## Written instruction
Identify the lines that contain the word "xlabel", then copy them.

------ Records shown

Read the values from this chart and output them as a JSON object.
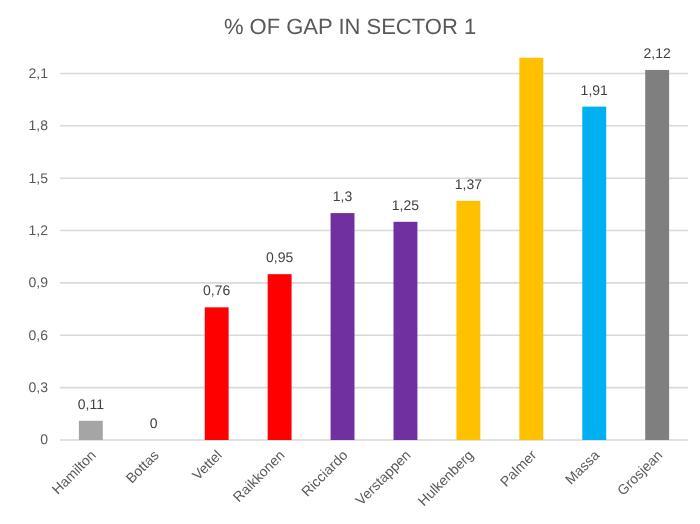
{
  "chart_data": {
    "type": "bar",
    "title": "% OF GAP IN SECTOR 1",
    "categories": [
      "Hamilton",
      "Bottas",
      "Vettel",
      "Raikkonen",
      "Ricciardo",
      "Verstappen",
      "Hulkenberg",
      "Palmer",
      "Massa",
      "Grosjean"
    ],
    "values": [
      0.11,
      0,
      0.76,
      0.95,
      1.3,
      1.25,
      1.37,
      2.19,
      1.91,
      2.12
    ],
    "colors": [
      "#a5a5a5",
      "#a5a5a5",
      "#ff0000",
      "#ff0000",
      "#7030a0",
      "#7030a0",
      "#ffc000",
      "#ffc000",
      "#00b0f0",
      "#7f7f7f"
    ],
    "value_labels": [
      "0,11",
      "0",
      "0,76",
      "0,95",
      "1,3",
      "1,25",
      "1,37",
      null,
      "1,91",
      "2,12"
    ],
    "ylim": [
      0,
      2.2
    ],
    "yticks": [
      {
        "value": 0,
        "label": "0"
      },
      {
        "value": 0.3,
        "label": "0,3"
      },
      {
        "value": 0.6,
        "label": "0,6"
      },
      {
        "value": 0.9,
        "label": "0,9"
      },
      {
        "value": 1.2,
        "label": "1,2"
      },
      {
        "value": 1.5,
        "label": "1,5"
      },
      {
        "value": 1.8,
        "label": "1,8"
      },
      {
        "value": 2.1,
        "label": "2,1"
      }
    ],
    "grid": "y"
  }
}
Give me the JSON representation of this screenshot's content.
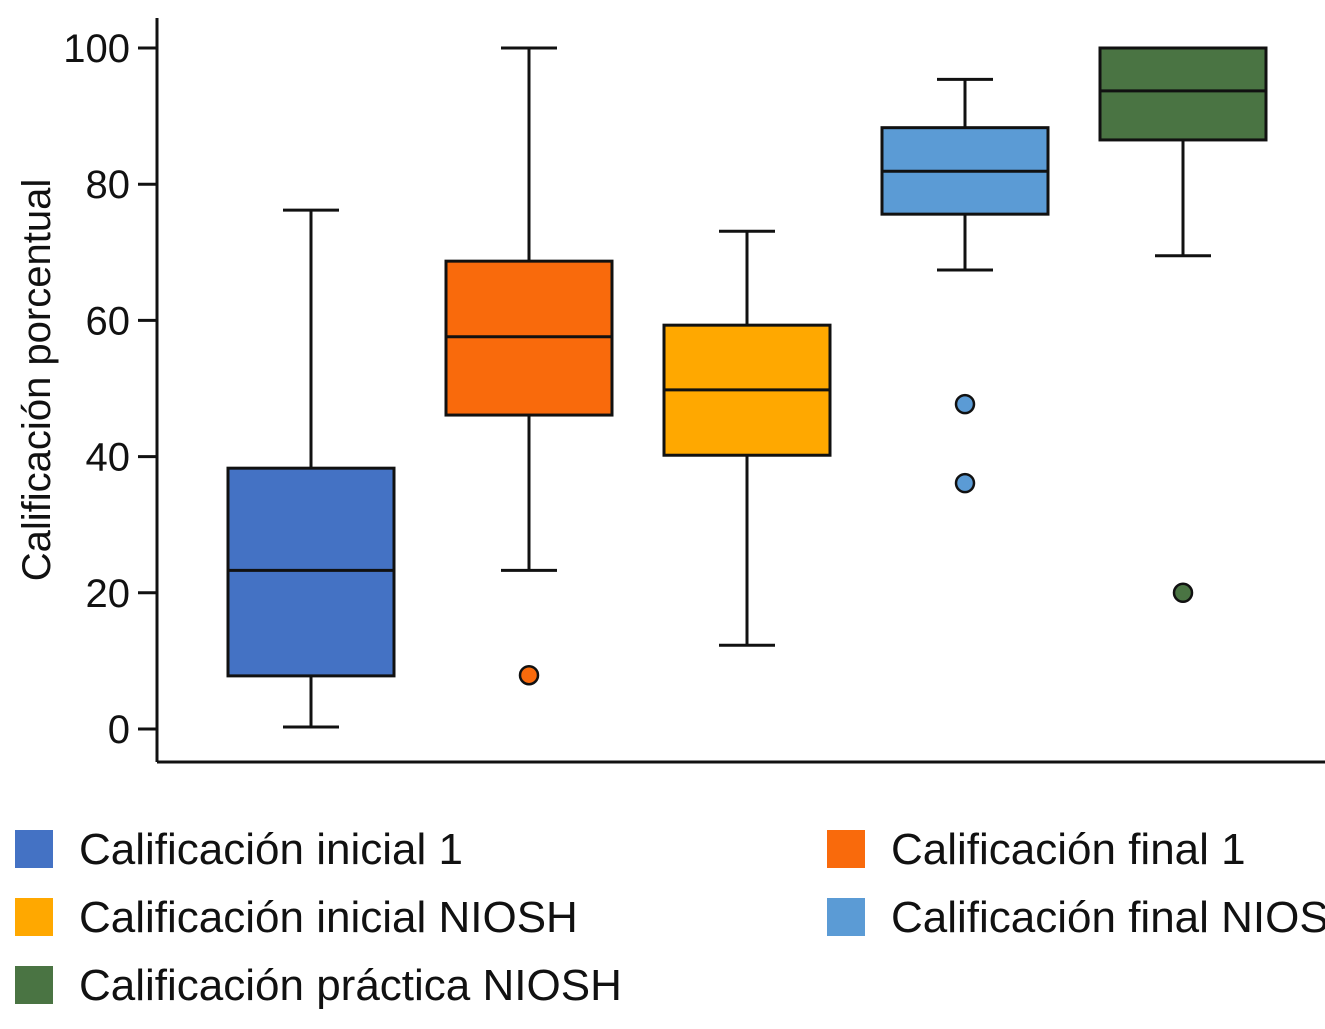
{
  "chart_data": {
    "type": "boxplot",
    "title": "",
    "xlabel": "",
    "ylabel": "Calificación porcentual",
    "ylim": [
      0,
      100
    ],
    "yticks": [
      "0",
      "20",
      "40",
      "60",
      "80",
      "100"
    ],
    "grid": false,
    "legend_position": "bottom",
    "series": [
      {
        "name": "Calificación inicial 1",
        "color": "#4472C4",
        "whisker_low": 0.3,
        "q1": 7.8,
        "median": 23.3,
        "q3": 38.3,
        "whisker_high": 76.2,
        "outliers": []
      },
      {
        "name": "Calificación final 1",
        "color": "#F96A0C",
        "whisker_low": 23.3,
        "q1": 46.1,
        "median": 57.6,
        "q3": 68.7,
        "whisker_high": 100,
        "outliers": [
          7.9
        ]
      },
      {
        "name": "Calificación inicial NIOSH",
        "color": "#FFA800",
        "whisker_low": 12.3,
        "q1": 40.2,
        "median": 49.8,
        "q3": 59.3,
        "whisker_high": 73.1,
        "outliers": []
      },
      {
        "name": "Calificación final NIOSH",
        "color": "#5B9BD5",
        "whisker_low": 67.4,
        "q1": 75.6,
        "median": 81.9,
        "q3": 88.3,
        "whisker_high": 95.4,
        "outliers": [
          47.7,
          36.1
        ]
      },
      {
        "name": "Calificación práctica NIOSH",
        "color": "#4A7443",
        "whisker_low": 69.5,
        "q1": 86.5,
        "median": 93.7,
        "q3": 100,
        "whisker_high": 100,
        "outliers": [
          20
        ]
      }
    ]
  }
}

------------
------ Records shown

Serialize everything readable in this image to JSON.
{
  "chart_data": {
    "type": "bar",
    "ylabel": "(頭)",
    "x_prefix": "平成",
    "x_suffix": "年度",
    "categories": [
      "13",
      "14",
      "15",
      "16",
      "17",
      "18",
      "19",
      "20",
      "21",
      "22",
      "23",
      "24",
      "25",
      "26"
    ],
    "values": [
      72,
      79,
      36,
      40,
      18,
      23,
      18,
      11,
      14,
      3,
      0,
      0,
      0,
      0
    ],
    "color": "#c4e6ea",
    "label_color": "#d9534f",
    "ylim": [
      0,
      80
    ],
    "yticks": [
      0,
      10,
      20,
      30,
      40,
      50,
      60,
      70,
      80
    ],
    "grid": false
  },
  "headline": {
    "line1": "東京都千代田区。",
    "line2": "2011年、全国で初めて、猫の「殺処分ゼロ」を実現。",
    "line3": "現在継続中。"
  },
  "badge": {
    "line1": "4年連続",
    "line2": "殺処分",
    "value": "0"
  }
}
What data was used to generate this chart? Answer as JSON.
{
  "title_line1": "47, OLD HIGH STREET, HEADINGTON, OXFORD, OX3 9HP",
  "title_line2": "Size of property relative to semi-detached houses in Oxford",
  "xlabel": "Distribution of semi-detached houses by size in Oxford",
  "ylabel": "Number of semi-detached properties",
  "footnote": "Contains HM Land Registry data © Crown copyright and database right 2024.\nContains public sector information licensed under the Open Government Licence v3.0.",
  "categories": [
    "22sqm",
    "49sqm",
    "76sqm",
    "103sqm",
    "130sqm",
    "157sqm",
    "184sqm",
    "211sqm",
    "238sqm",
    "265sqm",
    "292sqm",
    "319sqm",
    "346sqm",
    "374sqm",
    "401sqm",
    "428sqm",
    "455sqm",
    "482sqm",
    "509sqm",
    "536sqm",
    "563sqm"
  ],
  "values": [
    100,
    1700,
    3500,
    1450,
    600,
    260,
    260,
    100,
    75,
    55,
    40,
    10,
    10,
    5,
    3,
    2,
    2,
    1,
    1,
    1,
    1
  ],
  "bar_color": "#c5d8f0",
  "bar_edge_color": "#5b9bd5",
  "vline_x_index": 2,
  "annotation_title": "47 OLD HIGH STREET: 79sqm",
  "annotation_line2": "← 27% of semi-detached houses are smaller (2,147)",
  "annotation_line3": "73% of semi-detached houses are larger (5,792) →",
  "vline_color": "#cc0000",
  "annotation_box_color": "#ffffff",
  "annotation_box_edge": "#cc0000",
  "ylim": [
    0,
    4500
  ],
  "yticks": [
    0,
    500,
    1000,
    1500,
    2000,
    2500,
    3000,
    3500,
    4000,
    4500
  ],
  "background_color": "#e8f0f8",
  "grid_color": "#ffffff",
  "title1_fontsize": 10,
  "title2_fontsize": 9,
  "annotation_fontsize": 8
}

------------

## Task answer
    "xlabel": "",
  "xlabel": "Distribution of semi-detached houses by size in Oxford",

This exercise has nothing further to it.